Work instructions:
1: Based on the text about legal measures and morality campaigns, answer yes or no to each of the statements (a), (b) and (c), and quote the exact words from the text that decide each one. (a) The Bureau of Investigation was founded in 1908. (b) Most of the women imprisoned under the American Plan were medically hospitalized. (c) Before World War I, many laws made prostitution a crime.
2: Carry on the text about legal measures and morality campaigns from its last sentence.

Legal measures and morality campaigns

In 1908, the government founded the Bureau of Investigation (BOI, from 1935, the FBI) to investigate "white slavery" by interviewing brothel employees to discover if they had been kidnapped. Out of 1,106 prostitutes interviewed in one city, six said they were victims of white slavery. The White-Slave Traffic Act (Mann Act) of 1910 prohibited so-called white slavery. It also banned the interstate transportation of women for "immoral purposes". Its primary stated intent was to address prostitution and perceived immorality. The Supreme Court later included consensual debauchery, adultery, and polygamy under "immoral purposes". Prior to World War I, there were few laws criminalizing prostitutes or the act of prostitution.

During World War I, the U.S. government developed a public health program called the American Plan which authorized the military to arrest any woman within five miles of a military cantonment. If found infected, a woman could be sentenced to a hospital or a "farm colony" until cured. By the end of the war 15,520 prostitutes had been imprisoned, the majority never being medically hospitalized.

In 1918, the Chamberlain-Kahn Act which implemented the American Plan, gave the government the power to quarantine any woman suspected of having venereal disease. A medical examination was required, and if it revealed to be VD, this discovery could constitute proof of prostitution. The purpose of this law was to prevent the spread of venereal diseases among U.S. soldiers. During World War I, Storyville, a district in New Orleans where prostitution was permitted, was shut down to prevent VD transmission to soldiers in nearby army and navy camps.

(Bounding box prediction data)
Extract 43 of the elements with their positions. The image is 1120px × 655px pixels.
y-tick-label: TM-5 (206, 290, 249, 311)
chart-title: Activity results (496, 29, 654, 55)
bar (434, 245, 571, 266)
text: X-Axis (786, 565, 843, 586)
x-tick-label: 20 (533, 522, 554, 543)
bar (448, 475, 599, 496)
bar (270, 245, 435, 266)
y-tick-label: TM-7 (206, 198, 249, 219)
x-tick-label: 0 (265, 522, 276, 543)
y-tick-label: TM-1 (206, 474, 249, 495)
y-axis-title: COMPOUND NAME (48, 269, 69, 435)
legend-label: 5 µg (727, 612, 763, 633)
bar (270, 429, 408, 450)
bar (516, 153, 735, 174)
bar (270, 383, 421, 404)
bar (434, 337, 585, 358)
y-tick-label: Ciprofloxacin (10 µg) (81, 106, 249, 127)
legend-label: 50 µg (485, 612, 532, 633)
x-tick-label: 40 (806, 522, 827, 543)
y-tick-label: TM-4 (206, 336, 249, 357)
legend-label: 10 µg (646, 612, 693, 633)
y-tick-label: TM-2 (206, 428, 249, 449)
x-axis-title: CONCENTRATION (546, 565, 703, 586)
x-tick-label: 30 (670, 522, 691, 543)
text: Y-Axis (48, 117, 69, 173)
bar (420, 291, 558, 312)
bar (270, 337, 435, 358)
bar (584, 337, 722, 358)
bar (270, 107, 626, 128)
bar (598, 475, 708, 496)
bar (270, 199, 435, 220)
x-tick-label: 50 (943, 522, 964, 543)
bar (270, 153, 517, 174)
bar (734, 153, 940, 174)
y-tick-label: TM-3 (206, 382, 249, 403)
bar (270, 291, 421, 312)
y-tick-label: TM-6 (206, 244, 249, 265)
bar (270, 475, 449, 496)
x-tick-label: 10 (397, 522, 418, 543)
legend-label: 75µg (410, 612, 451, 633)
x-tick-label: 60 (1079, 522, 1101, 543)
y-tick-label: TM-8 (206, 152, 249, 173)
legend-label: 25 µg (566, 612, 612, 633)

Set of answers:
1:
(a) Yes: "In 1908, the government founded the Bureau of Investigation"
(b) No: "the majority never being medically hospitalized"
(c) No: "Prior to World War I, there were few laws criminalizing prostitutes or the act of prostitution."

2:
On January 25, 1917, an anti-prostitution drive in San Francisco attracted huge crowds to public meetings. At one meeting attended by 7,000 people, 20,000 were kept out for lack of room. In a conference with Reverend Paul Smith, an outspoken foe of prostitution, 300 prostitutes made a plea for toleration, explaining they had been forced into the practice by poverty. When Smith asked if they would take other work at $8 to $10 a week, the ladies laughed derisively, which lost them public sympathy. The police closed about 200 houses of prostitution shortly thereafter.

The National Venereal Disease Control Act, which became effective July 1, 1938, authorized the appropriation of federal funds to assist the states in combating venereal diseases. Appropriations under this act were doubled after the United States entered the war. The May Act,3 which became effective with its signature by the President, July 11, 1941, armed the federal government with authority to suppress commercialized vice in the neighborhood of military camps and naval establishments in the United States.

The May Act, which became law in June 1941, intended to prevent prostitution on restricted zones around military bases. It was invoked chiefly during wartime. See World War II U.S. Military Sex Education.

Mortensen vs. United States, in 1944, ruled that prostitutes could travel across state lines, if the purpose of travel was not for prostitution.

Later decades

Conditions for sex trade workers changed considerably in the 1960s. The combined oral contraceptive pill was first approved in 1960 for contraceptive use in the United States. "The Pill" helped prostitutes prevent pregnancy.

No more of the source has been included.